__Written problem__:
Print, word for word, the part of the Custerologists passage below that runs from "The Custerologists, like" up to and including "know Sitting Bull.".

__Page extract__:
· · ·
The Custerologists, like the Civil War buffs, don’t like issues of national morality and race relations intruding on the good fun of studying their subject. They give a brief acknowledgment of the factors behind the war, but then quickly move on to military maneuvers and the proper thread counts of cavalry uniforms. Elliot writes of them that “they embody an approach to history that values authentic, tangible details…to the near exclusion of the political contexts of both the past and the present. That exclusion has consequences for how one thinks, or does not think, about contemporary tribal peoples.”
But certainly the Custerologist approach is not that of the general public. The public has been as interested in the Indian side as it has been in Custer. We all know Custer, but we also all know Sitting Bull.
· · ·
__Supplied information__:

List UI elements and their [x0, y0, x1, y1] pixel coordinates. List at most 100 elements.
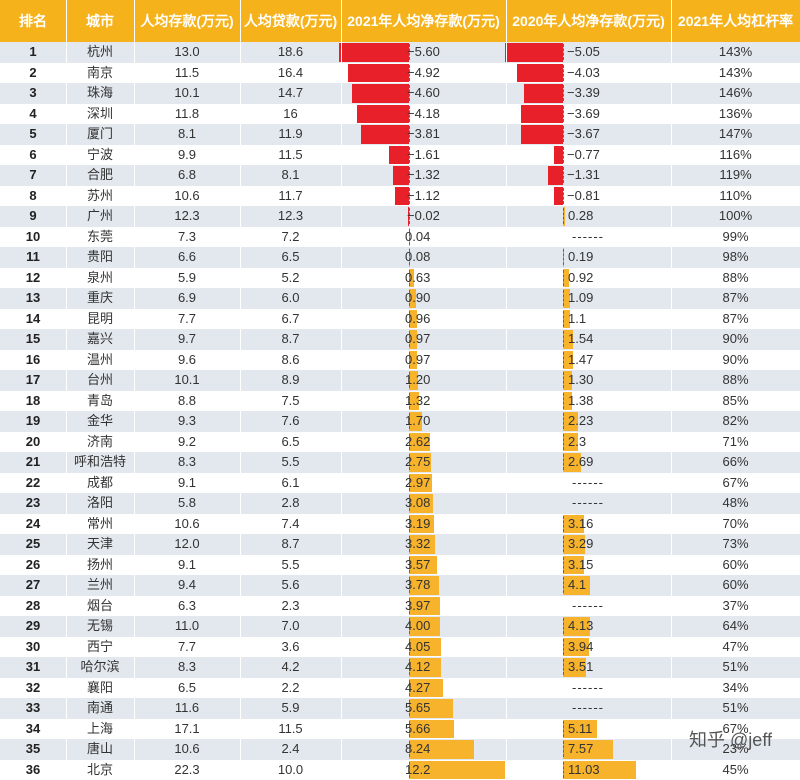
· · ·
__Exercise answer__:
The Custerologists, like the Civil War buffs, don’t like issues of national morality and race relations intruding on the good fun of studying their subject. They give a brief acknowledgment of the factors behind the war, but then quickly move on to military maneuvers and the proper thread counts of cavalry uniforms. Elliot writes of them that “they embody an approach to history that values authentic, tangible details…to the near exclusion of the political contexts of both the past and the present. That exclusion has consequences for how one thinks, or does not think, about contemporary tribal peoples.”
But certainly the Custerologist approach is not that of the general public. The public has been as interested in the Indian side as it has been in Custer. We all know Custer, but we also all know Sitting Bull.